* [RECORD EXTRACTS]
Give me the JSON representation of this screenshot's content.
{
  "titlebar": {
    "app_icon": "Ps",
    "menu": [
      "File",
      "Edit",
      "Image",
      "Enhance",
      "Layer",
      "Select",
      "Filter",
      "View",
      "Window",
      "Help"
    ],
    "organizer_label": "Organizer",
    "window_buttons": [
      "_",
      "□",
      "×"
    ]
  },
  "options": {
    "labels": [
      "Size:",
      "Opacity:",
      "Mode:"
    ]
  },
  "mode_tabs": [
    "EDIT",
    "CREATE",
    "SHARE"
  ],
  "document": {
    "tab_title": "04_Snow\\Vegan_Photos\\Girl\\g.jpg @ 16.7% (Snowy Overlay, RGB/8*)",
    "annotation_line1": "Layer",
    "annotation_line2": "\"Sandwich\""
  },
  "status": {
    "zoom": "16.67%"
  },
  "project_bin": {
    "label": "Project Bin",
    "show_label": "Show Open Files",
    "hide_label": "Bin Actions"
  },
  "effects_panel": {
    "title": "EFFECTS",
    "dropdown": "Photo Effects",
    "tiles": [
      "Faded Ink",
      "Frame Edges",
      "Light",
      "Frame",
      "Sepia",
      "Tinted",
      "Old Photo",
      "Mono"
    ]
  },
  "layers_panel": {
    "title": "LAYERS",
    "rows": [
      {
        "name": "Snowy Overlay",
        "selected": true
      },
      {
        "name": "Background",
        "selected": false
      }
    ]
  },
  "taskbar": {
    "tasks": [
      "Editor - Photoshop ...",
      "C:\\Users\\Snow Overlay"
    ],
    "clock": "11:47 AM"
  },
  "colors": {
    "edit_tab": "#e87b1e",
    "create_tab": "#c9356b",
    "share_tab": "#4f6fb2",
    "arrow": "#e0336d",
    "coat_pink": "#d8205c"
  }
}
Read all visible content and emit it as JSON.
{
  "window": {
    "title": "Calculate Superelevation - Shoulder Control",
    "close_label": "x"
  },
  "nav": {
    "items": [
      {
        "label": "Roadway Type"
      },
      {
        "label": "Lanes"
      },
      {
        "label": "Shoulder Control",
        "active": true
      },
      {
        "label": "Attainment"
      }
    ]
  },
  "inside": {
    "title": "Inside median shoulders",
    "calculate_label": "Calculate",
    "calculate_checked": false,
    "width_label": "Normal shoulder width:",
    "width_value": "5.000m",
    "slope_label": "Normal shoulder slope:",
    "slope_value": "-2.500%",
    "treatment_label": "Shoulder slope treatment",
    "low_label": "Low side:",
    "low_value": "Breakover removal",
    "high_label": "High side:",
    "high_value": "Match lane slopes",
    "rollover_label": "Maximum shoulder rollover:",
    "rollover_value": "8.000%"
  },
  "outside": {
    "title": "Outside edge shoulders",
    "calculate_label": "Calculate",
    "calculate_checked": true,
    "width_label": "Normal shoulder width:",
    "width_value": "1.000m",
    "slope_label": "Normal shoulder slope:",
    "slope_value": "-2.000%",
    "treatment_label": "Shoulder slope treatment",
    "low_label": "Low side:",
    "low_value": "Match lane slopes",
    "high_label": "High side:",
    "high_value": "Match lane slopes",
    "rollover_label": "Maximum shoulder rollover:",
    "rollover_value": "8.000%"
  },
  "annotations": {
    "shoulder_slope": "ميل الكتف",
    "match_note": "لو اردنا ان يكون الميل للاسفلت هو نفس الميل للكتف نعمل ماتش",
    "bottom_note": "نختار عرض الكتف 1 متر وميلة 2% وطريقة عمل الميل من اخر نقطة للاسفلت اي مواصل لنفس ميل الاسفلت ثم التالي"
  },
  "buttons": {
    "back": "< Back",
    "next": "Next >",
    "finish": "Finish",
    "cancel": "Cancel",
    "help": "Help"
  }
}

* [PROBLEM TO WORK ON] Reproduce the material in full, with no word added or dropped.

* [ANSWER TO THE TASK]
Give me the JSON representation of this screenshot's content.
{
  "titlebar": {
    "app_icon": "Ps",
    "menu": [
      "File",
      "Edit",
      "Image",
      "Enhance",
      "Layer",
      "Select",
      "Filter",
      "View",
      "Window",
      "Help"
    ],
    "organizer_label": "Organizer",
    "window_buttons": [
      "_",
      "□",
      "×"
    ]
  },
  "options": {
    "labels": [
      "Size:",
      "Opacity:",
      "Mode:"
    ]
  },
  "mode_tabs": [
    "EDIT",
    "CREATE",
    "SHARE"
  ],
  "document": {
    "tab_title": "04_Snow\\Vegan_Photos\\Girl\\g.jpg @ 16.7% (Snowy Overlay, RGB/8*)",
    "annotation_line1": "Layer",
    "annotation_line2": "\"Sandwich\""
  },
  "status": {
    "zoom": "16.67%"
  },
  "project_bin": {
    "label": "Project Bin",
    "show_label": "Show Open Files",
    "hide_label": "Bin Actions"
  },
  "effects_panel": {
    "title": "EFFECTS",
    "dropdown": "Photo Effects",
    "tiles": [
      "Faded Ink",
      "Frame Edges",
      "Light",
      "Frame",
      "Sepia",
      "Tinted",
      "Old Photo",
      "Mono"
    ]
  },
  "layers_panel": {
    "title": "LAYERS",
    "rows": [
      {
        "name": "Snowy Overlay",
        "selected": true
      },
      {
        "name": "Background",
        "selected": false
      }
    ]
  },
  "taskbar": {
    "tasks": [
      "Editor - Photoshop ...",
      "C:\\Users\\Snow Overlay"
    ],
    "clock": "11:47 AM"
  },
  "colors": {
    "edit_tab": "#e87b1e",
    "create_tab": "#c9356b",
    "share_tab": "#4f6fb2",
    "arrow": "#e0336d",
    "coat_pink": "#d8205c"
  }
}
Read all visible content and emit it as JSON.
{
  "window": {
    "title": "Calculate Superelevation - Shoulder Control",
    "close_label": "x"
  },
  "nav": {
    "items": [
      {
        "label": "Roadway Type"
      },
      {
        "label": "Lanes"
      },
      {
        "label": "Shoulder Control",
        "active": true
      },
      {
        "label": "Attainment"
      }
    ]
  },
  "inside": {
    "title": "Inside median shoulders",
    "calculate_label": "Calculate",
    "calculate_checked": false,
    "width_label": "Normal shoulder width:",
    "width_value": "5.000m",
    "slope_label": "Normal shoulder slope:",
    "slope_value": "-2.500%",
    "treatment_label": "Shoulder slope treatment",
    "low_label": "Low side:",
    "low_value": "Breakover removal",
    "high_label": "High side:",
    "high_value": "Match lane slopes",
    "rollover_label": "Maximum shoulder rollover:",
    "rollover_value": "8.000%"
  },
  "outside": {
    "title": "Outside edge shoulders",
    "calculate_label": "Calculate",
    "calculate_checked": true,
    "width_label": "Normal shoulder width:",
    "width_value": "1.000m",
    "slope_label": "Normal shoulder slope:",
    "slope_value": "-2.000%",
    "treatment_label": "Shoulder slope treatment",
    "low_label": "Low side:",
    "low_value": "Match lane slopes",
    "high_label": "High side:",
    "high_value": "Match lane slopes",
    "rollover_label": "Maximum shoulder rollover:",
    "rollover_value": "8.000%"
  },
  "annotations": {
    "shoulder_slope": "ميل الكتف",
    "match_note": "لو اردنا ان يكون الميل للاسفلت هو نفس الميل للكتف نعمل ماتش",
    "bottom_note": "نختار عرض الكتف 1 متر وميلة 2% وطريقة عمل الميل من اخر نقطة للاسفلت اي مواصل لنفس ميل الاسفلت ثم التالي"
  },
  "buttons": {
    "back": "< Back",
    "next": "Next >",
    "finish": "Finish",
    "cancel": "Cancel",
    "help": "Help"
  }
}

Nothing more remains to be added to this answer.